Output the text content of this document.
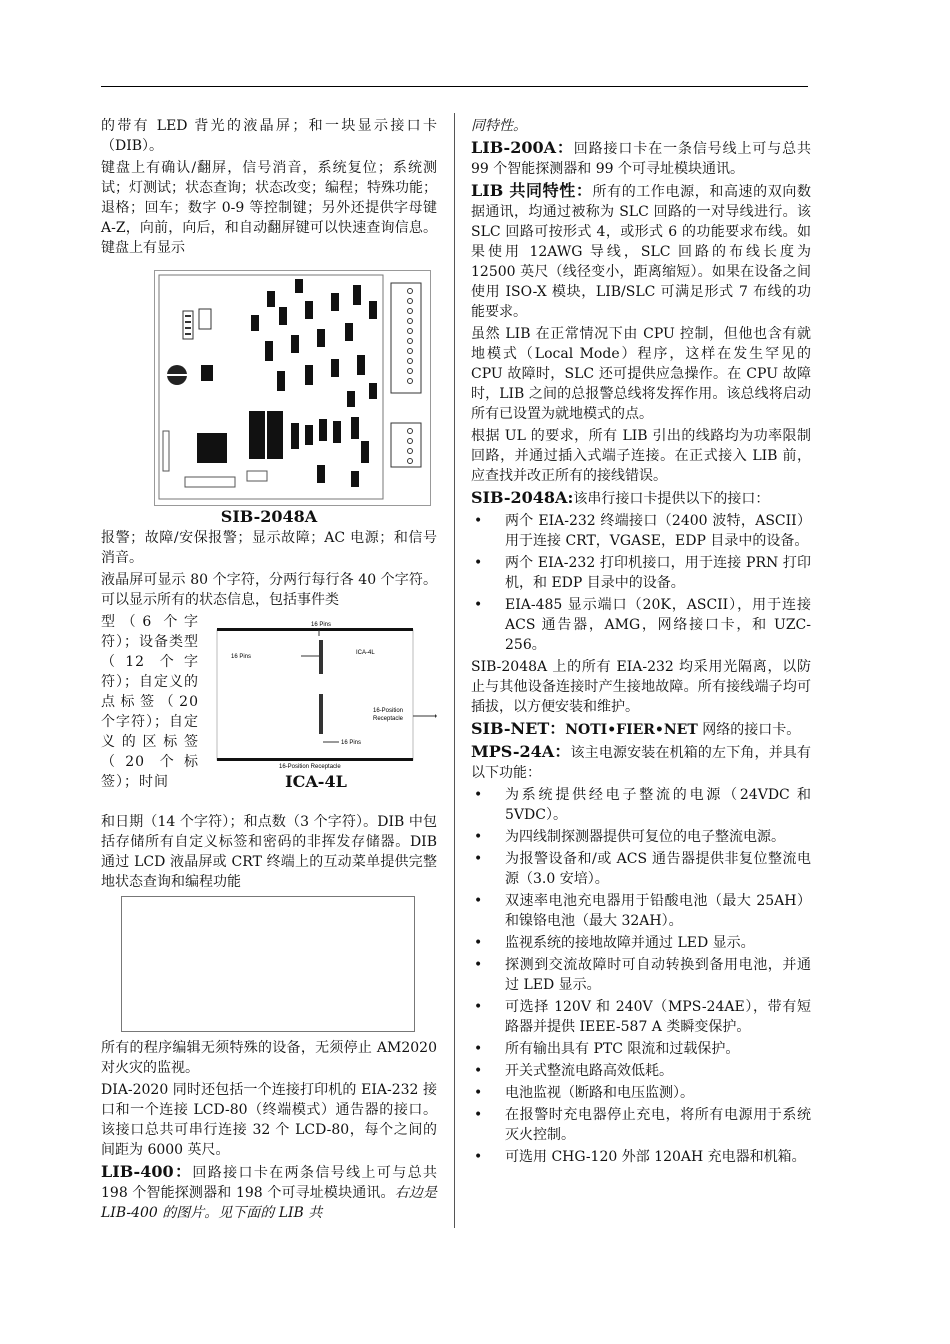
的带有 LED 背光的液晶屏；和一块显示接口卡（DIB）。

键盘上有确认/翻屏，信号消音，系统复位；系统测试；灯测试；状态查询；状态改变；编程；特殊功能；退格；回车；数字 0-9 等控制键；另外还提供字母键 A-Z，向前，向后，和自动翻屏键可以快速查询信息。键盘上有显示

SIB-2048A

报警；故障/安保报警；显示故障；AC 电源；和信号消音。

液晶屏可显示 80 个字符，分两行每行各 40 个字符。可以显示所有的状态信息，包括事件类

型（6 个字符）；设备类型（12 个字符）；自定义的点标签（20 个字符）；自定义的区标签（20 个标签）；时间

16 Pins
ICA-4L
16 Pins
16-Position
Receptacle
16 Pins
16-Position Receptacle
ICA-4L

和日期（14 个字符）；和点数（3 个字符）。DIB 中包括存储所有自定义标签和密码的非挥发存储器。DIB 通过 LCD 液晶屏或 CRT 终端上的互动菜单提供完整地状态查询和编程功能

所有的程序编辑无须特殊的设备，无须停止 AM2020 对火灾的监视。

DIA-2020 同时还包括一个连接打印机的 EIA-232 接口和一个连接 LCD-80（终端模式）通告器的接口。该接口总共可串行连接 32 个 LCD-80，每个之间的间距为 6000 英尺。

LIB-400：回路接口卡在两条信号线上可与总共 198 个智能探测器和 198 个可寻址模块通讯。右边是 LIB-400 的图片。见下面的 LIB 共

同特性。

LIB-200A：回路接口卡在一条信号线上可与总共 99 个智能探测器和 99 个可寻址模块通讯。

LIB 共同特性：所有的工作电源，和高速的双向数据通讯，均通过被称为 SLC 回路的一对导线进行。该 SLC 回路可按形式 4，或形式 6 的功能要求布线。如果使用 12AWG 导线，SLC 回路的布线长度为 12500 英尺（线径变小，距离缩短）。如果在设备之间使用 ISO-X 模块，LIB/SLC 可满足形式 7 布线的功能要求。

虽然 LIB 在正常情况下由 CPU 控制，但他也含有就地模式（Local Mode）程序，这样在发生罕见的 CPU 故障时，SLC 还可提供应急操作。在 CPU 故障时，LIB 之间的总报警总线将发挥作用。该总线将启动所有已设置为就地模式的点。

根据 UL 的要求，所有 LIB 引出的线路均为功率限制回路，并通过插入式端子连接。在正式接入 LIB 前，应查找并改正所有的接线错误。

SIB-2048A:该串行接口卡提供以下的接口：

• 两个 EIA-232 终端接口（2400 波特，ASCII）用于连接 CRT，VGASE，EDP 目录中的设备。
• 两个 EIA-232 打印机接口，用于连接 PRN 打印机，和 EDP 目录中的设备。
• EIA-485 显示端口（20K，ASCII），用于连接 ACS 通告器，AMG，网络接口卡，和 UZC-256。

SIB-2048A 上的所有 EIA-232 均采用光隔离，以防止与其他设备连接时产生接地故障。所有接线端子均可插拔，以方便安装和维护。

SIB-NET：NOTI•FIER•NET 网络的接口卡。

MPS-24A：该主电源安装在机箱的左下角，并具有以下功能：

• 为系统提供经电子整流的电源（24VDC 和 5VDC）。
• 为四线制探测器提供可复位的电子整流电源。
• 为报警设备和/或 ACS 通告器提供非复位整流电源（3.0 安培）。
• 双速率电池充电器用于铅酸电池（最大 25AH）和镍铬电池（最大 32AH）。
• 监视系统的接地故障并通过 LED 显示。
• 探测到交流故障时可自动转换到备用电池，并通过 LED 显示。
• 可选择 120V 和 240V（MPS-24AE），带有短路器并提供 IEEE-587 A 类瞬变保护。
• 所有输出具有 PTC 限流和过载保护。
• 开关式整流电路高效低耗。
• 电池监视（断路和电压监测）。
• 在报警时充电器停止充电，将所有电源用于系统灭火控制。
• 可选用 CHG-120 外部 120AH 充电器和机箱。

**What to work on:**
Every entry should be returned exactly as written, minus the pictures.

**Correct output:**
Output the text content of this document.
的带有 LED 背光的液晶屏；和一块显示接口卡（DIB）。

键盘上有确认/翻屏，信号消音，系统复位；系统测试；灯测试；状态查询；状态改变；编程；特殊功能；退格；回车；数字 0-9 等控制键；另外还提供字母键 A-Z，向前，向后，和自动翻屏键可以快速查询信息。键盘上有显示

SIB-2048A

报警；故障/安保报警；显示故障；AC 电源；和信号消音。

液晶屏可显示 80 个字符，分两行每行各 40 个字符。可以显示所有的状态信息，包括事件类

型（6 个字符）；设备类型（12 个字符）；自定义的点标签（20 个字符）；自定义的区标签（20 个标签）；时间

16 Pins
ICA-4L
16 Pins
16-Position
Receptacle
16 Pins
16-Position Receptacle
ICA-4L

和日期（14 个字符）；和点数（3 个字符）。DIB 中包括存储所有自定义标签和密码的非挥发存储器。DIB 通过 LCD 液晶屏或 CRT 终端上的互动菜单提供完整地状态查询和编程功能

所有的程序编辑无须特殊的设备，无须停止 AM2020 对火灾的监视。

DIA-2020 同时还包括一个连接打印机的 EIA-232 接口和一个连接 LCD-80（终端模式）通告器的接口。该接口总共可串行连接 32 个 LCD-80，每个之间的间距为 6000 英尺。

LIB-400：回路接口卡在两条信号线上可与总共 198 个智能探测器和 198 个可寻址模块通讯。右边是 LIB-400 的图片。见下面的 LIB 共

同特性。

LIB-200A：回路接口卡在一条信号线上可与总共 99 个智能探测器和 99 个可寻址模块通讯。

LIB 共同特性：所有的工作电源，和高速的双向数据通讯，均通过被称为 SLC 回路的一对导线进行。该 SLC 回路可按形式 4，或形式 6 的功能要求布线。如果使用 12AWG 导线，SLC 回路的布线长度为 12500 英尺（线径变小，距离缩短）。如果在设备之间使用 ISO-X 模块，LIB/SLC 可满足形式 7 布线的功能要求。

虽然 LIB 在正常情况下由 CPU 控制，但他也含有就地模式（Local Mode）程序，这样在发生罕见的 CPU 故障时，SLC 还可提供应急操作。在 CPU 故障时，LIB 之间的总报警总线将发挥作用。该总线将启动所有已设置为就地模式的点。

根据 UL 的要求，所有 LIB 引出的线路均为功率限制回路，并通过插入式端子连接。在正式接入 LIB 前，应查找并改正所有的接线错误。

SIB-2048A:该串行接口卡提供以下的接口：

• 两个 EIA-232 终端接口（2400 波特，ASCII）用于连接 CRT，VGASE，EDP 目录中的设备。
• 两个 EIA-232 打印机接口，用于连接 PRN 打印机，和 EDP 目录中的设备。
• EIA-485 显示端口（20K，ASCII），用于连接 ACS 通告器，AMG，网络接口卡，和 UZC-256。

SIB-2048A 上的所有 EIA-232 均采用光隔离，以防止与其他设备连接时产生接地故障。所有接线端子均可插拔，以方便安装和维护。

SIB-NET：NOTI•FIER•NET 网络的接口卡。

MPS-24A：该主电源安装在机箱的左下角，并具有以下功能：

• 为系统提供经电子整流的电源（24VDC 和 5VDC）。
• 为四线制探测器提供可复位的电子整流电源。
• 为报警设备和/或 ACS 通告器提供非复位整流电源（3.0 安培）。
• 双速率电池充电器用于铅酸电池（最大 25AH）和镍铬电池（最大 32AH）。
• 监视系统的接地故障并通过 LED 显示。
• 探测到交流故障时可自动转换到备用电池，并通过 LED 显示。
• 可选择 120V 和 240V（MPS-24AE），带有短路器并提供 IEEE-587 A 类瞬变保护。
• 所有输出具有 PTC 限流和过载保护。
• 开关式整流电路高效低耗。
• 电池监视（断路和电压监测）。
• 在报警时充电器停止充电，将所有电源用于系统灭火控制。
• 可选用 CHG-120 外部 120AH 充电器和机箱。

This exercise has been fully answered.